■ SUPPLIED MATERIAL

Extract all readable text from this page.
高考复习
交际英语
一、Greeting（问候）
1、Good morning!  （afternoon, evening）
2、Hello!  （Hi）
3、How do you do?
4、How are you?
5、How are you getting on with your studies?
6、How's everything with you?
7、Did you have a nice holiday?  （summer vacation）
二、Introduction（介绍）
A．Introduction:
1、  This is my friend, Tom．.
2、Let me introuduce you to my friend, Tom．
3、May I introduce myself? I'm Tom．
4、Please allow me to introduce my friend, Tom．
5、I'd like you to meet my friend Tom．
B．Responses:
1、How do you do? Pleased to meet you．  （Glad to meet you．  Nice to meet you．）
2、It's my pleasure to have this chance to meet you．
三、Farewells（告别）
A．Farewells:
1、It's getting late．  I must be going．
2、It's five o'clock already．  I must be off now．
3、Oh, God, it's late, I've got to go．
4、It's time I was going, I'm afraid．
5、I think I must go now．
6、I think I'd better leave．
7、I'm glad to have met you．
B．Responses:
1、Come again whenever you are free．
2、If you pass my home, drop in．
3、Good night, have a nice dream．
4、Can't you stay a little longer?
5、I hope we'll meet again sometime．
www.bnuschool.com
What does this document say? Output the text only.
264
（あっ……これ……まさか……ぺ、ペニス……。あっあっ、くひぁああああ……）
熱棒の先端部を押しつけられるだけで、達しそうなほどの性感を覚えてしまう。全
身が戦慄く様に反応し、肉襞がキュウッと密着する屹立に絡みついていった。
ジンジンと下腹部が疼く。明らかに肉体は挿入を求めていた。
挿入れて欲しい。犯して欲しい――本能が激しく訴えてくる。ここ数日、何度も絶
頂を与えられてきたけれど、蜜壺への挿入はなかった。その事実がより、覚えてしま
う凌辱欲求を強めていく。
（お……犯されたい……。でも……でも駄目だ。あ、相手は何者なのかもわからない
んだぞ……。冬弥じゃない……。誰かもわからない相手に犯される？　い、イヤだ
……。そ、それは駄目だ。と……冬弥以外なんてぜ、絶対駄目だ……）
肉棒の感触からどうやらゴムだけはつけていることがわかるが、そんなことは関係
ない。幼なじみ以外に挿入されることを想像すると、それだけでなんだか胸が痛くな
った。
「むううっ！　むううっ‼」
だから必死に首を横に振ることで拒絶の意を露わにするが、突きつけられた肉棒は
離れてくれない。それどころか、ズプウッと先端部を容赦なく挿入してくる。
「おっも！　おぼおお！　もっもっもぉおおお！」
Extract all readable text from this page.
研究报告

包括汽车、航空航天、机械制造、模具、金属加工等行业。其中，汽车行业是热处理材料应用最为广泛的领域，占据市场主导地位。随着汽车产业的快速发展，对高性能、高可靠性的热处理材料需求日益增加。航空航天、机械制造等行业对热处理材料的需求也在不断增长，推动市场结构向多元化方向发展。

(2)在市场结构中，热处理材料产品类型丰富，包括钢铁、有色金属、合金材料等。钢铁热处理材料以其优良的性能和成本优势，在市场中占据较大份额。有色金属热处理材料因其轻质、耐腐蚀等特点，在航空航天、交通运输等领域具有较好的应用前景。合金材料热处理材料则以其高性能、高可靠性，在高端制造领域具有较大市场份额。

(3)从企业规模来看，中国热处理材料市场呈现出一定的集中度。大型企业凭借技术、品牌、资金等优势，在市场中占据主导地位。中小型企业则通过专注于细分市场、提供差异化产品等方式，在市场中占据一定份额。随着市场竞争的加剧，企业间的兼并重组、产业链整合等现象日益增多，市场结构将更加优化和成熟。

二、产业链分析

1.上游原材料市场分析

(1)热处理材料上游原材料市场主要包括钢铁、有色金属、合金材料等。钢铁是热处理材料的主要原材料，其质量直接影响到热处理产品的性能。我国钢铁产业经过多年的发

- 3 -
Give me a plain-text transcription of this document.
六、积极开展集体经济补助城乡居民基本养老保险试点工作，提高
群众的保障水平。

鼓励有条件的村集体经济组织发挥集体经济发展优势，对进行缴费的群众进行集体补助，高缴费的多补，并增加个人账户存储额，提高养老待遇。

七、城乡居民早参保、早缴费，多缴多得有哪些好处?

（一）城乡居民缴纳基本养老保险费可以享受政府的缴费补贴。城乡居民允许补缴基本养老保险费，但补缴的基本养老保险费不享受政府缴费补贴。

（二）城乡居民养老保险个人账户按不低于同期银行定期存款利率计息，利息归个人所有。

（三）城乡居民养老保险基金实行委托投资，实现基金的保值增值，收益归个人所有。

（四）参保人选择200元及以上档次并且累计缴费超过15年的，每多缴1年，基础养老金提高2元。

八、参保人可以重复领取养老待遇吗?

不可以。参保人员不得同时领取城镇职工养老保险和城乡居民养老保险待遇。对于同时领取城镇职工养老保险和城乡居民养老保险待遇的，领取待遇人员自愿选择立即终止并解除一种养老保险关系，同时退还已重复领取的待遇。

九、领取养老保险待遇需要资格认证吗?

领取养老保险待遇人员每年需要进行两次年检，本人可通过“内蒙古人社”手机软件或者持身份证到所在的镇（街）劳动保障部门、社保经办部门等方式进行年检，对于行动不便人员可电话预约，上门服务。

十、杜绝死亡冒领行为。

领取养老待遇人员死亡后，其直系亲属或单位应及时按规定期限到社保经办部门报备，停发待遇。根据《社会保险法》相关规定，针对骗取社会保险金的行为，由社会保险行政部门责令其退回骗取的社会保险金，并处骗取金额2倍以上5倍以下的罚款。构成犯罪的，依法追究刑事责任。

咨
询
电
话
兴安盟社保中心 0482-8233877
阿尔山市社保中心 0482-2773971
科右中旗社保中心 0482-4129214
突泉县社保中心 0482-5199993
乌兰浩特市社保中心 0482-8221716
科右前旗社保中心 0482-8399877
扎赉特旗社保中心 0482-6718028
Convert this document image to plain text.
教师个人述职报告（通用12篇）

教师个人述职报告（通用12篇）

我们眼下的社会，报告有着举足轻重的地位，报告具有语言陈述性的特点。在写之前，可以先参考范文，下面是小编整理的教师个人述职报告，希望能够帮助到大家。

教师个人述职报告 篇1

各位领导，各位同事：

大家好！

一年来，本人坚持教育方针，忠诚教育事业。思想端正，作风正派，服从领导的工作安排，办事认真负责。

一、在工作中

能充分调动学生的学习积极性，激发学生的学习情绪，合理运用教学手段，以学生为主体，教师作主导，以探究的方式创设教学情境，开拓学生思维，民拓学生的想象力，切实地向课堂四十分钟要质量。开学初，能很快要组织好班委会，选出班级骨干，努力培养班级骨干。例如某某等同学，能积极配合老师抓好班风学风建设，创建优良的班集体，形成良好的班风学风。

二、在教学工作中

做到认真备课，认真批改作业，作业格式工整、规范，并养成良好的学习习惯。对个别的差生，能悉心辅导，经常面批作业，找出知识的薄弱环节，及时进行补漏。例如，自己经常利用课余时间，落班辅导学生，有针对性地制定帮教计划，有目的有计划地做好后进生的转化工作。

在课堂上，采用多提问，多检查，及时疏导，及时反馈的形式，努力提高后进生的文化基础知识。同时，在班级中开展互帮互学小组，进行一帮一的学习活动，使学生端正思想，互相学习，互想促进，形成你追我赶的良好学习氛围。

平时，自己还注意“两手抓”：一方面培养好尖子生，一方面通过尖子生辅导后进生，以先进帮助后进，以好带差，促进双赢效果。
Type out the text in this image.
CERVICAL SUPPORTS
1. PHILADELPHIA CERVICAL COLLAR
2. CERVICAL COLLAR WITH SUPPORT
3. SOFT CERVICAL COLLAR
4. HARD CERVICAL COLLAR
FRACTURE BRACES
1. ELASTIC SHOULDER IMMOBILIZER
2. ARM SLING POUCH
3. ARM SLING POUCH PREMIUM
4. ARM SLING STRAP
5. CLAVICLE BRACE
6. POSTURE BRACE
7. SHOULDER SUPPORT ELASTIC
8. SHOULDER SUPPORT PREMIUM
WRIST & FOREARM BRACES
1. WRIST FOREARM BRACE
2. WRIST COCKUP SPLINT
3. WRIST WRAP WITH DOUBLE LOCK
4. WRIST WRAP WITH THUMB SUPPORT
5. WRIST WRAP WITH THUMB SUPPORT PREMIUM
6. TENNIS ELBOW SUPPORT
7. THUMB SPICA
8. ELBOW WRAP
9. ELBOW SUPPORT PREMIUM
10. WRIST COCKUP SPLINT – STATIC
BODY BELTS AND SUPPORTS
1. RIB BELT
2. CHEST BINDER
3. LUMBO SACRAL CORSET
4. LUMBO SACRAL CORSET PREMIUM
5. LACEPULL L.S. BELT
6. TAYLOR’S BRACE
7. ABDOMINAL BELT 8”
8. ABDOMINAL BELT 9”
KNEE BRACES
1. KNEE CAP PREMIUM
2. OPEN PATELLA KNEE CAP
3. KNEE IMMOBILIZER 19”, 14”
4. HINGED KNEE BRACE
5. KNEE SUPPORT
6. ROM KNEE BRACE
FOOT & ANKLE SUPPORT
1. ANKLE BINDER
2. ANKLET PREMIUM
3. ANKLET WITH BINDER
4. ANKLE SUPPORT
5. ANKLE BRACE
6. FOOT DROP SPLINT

■ GIVEN REQUEST
Show, from the listing above, each line that contains the word "friend".

■ RESPONSE
1、  This is my friend, Tom．.
2、Let me introuduce you to my friend, Tom．
4、Please allow me to introduce my friend, Tom．
5、I'd like you to meet my friend Tom．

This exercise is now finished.